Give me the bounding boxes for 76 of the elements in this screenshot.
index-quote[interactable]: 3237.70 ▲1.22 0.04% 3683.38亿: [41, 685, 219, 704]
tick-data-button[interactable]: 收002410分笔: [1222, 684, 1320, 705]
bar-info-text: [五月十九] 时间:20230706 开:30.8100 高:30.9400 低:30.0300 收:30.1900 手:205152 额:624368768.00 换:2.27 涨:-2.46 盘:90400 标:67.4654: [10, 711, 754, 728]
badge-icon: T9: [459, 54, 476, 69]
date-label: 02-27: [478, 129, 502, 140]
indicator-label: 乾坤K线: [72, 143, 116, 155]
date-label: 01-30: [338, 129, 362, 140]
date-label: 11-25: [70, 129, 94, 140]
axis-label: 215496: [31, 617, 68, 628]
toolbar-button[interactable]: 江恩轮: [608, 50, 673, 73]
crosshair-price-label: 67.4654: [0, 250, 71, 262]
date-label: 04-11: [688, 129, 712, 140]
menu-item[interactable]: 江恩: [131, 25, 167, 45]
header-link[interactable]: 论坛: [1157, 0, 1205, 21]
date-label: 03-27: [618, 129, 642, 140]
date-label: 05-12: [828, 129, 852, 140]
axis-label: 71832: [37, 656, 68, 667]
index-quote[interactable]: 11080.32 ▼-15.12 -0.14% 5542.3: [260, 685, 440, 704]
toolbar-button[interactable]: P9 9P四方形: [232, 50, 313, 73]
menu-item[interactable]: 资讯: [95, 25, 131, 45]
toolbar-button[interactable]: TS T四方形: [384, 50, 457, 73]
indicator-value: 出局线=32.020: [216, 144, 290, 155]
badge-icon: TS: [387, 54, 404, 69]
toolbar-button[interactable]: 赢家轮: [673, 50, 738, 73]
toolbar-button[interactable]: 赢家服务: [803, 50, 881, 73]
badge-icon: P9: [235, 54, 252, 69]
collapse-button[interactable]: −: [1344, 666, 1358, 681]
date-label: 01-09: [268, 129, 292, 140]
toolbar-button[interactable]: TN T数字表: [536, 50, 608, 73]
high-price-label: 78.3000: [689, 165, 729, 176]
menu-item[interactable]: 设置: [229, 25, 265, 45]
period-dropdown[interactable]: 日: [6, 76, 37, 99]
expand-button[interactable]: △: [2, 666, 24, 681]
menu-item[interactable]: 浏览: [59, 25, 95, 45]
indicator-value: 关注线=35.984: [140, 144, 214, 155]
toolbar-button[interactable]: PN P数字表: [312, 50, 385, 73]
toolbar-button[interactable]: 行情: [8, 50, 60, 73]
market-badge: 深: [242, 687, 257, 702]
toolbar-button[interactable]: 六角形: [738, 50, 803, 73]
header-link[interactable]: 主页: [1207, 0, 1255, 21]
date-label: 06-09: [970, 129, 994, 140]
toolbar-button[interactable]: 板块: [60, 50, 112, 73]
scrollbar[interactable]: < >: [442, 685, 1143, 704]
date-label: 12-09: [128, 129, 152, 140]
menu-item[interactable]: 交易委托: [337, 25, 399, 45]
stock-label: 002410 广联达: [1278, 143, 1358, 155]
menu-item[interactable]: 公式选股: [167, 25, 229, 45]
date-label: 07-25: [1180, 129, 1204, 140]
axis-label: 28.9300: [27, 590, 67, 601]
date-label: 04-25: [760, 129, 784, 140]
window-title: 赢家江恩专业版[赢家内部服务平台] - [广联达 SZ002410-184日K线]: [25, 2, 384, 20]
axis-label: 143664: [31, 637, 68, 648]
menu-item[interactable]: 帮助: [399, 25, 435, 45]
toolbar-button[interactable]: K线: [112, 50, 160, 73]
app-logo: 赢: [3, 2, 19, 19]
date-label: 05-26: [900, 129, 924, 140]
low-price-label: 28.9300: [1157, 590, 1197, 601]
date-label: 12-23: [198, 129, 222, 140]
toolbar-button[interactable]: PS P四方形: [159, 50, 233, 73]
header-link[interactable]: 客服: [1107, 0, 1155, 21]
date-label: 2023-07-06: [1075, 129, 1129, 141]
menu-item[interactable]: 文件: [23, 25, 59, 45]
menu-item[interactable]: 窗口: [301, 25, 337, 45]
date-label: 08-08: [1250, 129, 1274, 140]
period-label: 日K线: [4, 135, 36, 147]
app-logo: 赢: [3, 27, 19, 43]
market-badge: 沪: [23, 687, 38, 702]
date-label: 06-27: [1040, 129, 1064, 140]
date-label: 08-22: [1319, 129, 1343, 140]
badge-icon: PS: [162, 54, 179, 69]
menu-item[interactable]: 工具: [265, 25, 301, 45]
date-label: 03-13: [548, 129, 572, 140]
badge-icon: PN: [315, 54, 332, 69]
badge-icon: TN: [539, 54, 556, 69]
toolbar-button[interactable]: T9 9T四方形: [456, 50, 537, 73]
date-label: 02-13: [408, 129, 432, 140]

● EXERCISE AIM
Write out the rows above again, from the first one through the row containing "menu-item[interactable]: 浏览: [59, 25, 95, 45]". Switch every "date-label" to "date-text" and keep everything else the same.

● TASK RESPONSE
Give me the bounding boxes for 76 of the elements in this screenshot.
index-quote[interactable]: 3237.70 ▲1.22 0.04% 3683.38亿: [41, 685, 219, 704]
tick-data-button[interactable]: 收002410分笔: [1222, 684, 1320, 705]
bar-info-text: [五月十九] 时间:20230706 开:30.8100 高:30.9400 低:30.0300 收:30.1900 手:205152 额:624368768.00 换:2.27 涨:-2.46 盘:90400 标:67.4654: [10, 711, 754, 728]
badge-icon: T9: [459, 54, 476, 69]
date-text: 02-27: [478, 129, 502, 140]
indicator-label: 乾坤K线: [72, 143, 116, 155]
date-text: 01-30: [338, 129, 362, 140]
date-text: 11-25: [70, 129, 94, 140]
axis-label: 215496: [31, 617, 68, 628]
toolbar-button[interactable]: 江恩轮: [608, 50, 673, 73]
crosshair-price-label: 67.4654: [0, 250, 71, 262]
date-text: 04-11: [688, 129, 712, 140]
menu-item[interactable]: 江恩: [131, 25, 167, 45]
header-link[interactable]: 论坛: [1157, 0, 1205, 21]
date-text: 03-27: [618, 129, 642, 140]
date-text: 05-12: [828, 129, 852, 140]
axis-label: 71832: [37, 656, 68, 667]
index-quote[interactable]: 11080.32 ▼-15.12 -0.14% 5542.3: [260, 685, 440, 704]
toolbar-button[interactable]: P9 9P四方形: [232, 50, 313, 73]
menu-item[interactable]: 资讯: [95, 25, 131, 45]
toolbar-button[interactable]: TS T四方形: [384, 50, 457, 73]
indicator-value: 出局线=32.020: [216, 144, 290, 155]
badge-icon: TS: [387, 54, 404, 69]
toolbar-button[interactable]: 赢家轮: [673, 50, 738, 73]
toolbar-button[interactable]: 赢家服务: [803, 50, 881, 73]
badge-icon: P9: [235, 54, 252, 69]
collapse-button[interactable]: −: [1344, 666, 1358, 681]
date-text: 01-09: [268, 129, 292, 140]
toolbar-button[interactable]: TN T数字表: [536, 50, 608, 73]
high-price-label: 78.3000: [689, 165, 729, 176]
menu-item[interactable]: 设置: [229, 25, 265, 45]
period-dropdown[interactable]: 日: [6, 76, 37, 99]
expand-button[interactable]: △: [2, 666, 24, 681]
menu-item[interactable]: 浏览: [59, 25, 95, 45]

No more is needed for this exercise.